▶ [Trecho fornecido]
>>>>
Já à noite, ao deixar o hotel ao lado da primeira-dama Janja da Silva e de ministros para participar de um jantar oferecido aos chefes de Estado e de governo que participam da reunião de cúpula da Asean, Lula comentou a declaração de Trump.
“Eu interpreto como óbvio (o que disse Trump). Não era possível, nem vocês acreditavam, que numa única conversa a gente pudesse resolver os problemas. O que nós estabelecemos é uma regra de negociação, e toda vez que tiver uma dificuldade eu vou conversar pessoalmente com ele”, disse. “Ele tem o meu telefone, eu tenho o telefone dele, nós vamos colocar as equipes para negociar”, repetiu.
“Nós queremos negociar o fim das punições ao nosso ministro da Suprema Corte, nós queremos negociar o fim da punição contra o ministro Padilha (Alexandre Padilha, da Saúde) e a sua filha, e nós queremos negociar a taxação, porque a taxação, segundo a carta dele, foi equivocada, numa mentira de que tinha déficit com o Brasil. Ele tem superávit, e ele sabe disso porque eu entreguei para ele uma carta. (…) Não foram apenas palavras, ele tem documento sabendo o que o Brasil quer e eu acho que nós vamos fazer bom acordo”, prosseguiu Lula, que vestia uma camisa típica da cultura malaia, recebida como presente do governo local.
<<<<
▶ [Extratos das linhas]
>>>>
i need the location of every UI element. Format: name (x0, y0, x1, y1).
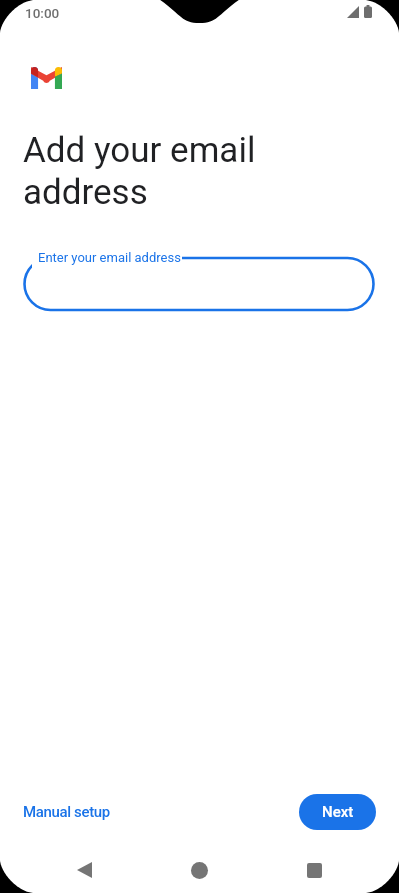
staticText: Next (322, 803, 354, 821)
staticText: Manual setup (23, 803, 110, 821)
button[interactable]: Next (299, 794, 376, 830)
button[interactable]: Recent apps (292, 848, 336, 892)
button[interactable]: Manual setup (15, 797, 118, 827)
button[interactable]: Enter your email address (23, 246, 375, 322)
staticText: Add your email address (23, 130, 256, 213)
staticText: Enter your email address (38, 250, 181, 265)
button[interactable]: Home (177, 848, 221, 892)
button[interactable]: Back (62, 848, 106, 892)
staticText: 10:00 (25, 5, 60, 21)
<<<<
▶ [Tarefas a realizar]
1. No trecho sobre as declarações de Lula, que roupa ele vestia e de onde ela veio?
2. Enumere tudo o que Lula afirma querer negociar no trecho sobre as declarações de Lula.
3. Redija a parte seguinte do trecho sobre as declarações de Lula, começando logo após a última frase apresentada.
As linhas formam um material à parte, independente do trecho.

▶ [Respostas escritas]
1. Lula vestia uma camisa típica da cultura malaia, que recebeu de presente do governo local.

2.
- O fim das punições ao ministro da Suprema Corte
- O fim da punição contra o ministro Alexandre Padilha, da Saúde, e sua filha
- A taxação

3.
Confira a seguir os principais trechos da entrevista coletiva de Lula na Malásia:
Diferença ideológica e respeito
“Ele (Trump) andou 22 mil quilômetros (até Kuala Lumpur). E eu andei 22 mil quilômetros. Ele num avião melhor do que o meu. Eu penei mais. E a gente veio se encontrar na Malásia. O destino estava traçado. Era na Malásia que a gente tinha que se encontrar para que eu pudesse olhar nos olhos dele e dizer o que eu penso, ele olhar nos meus olhos e dizer o que ele pensa. E foi assim que eu tive, ontem, na reunião, uma boa impressão de que, logo, logo, não haverá problema entre Estados Unidos e Brasil. E fiz questão de dizer ao presidente Trump que o fato de nós termos posição ideológica diferente não impede que dois chefes de Estado tratem a relação entre esses Estados com muito respeito. Eu o respeito porque ele foi eleito presidente da República dos Estados Unidos pelo voto democrático do povo americano e ele me respeita porque eu fui eleito pelo voto democrático do povo brasileiro. Isso colocado na mesa, tudo fica mais fácil.”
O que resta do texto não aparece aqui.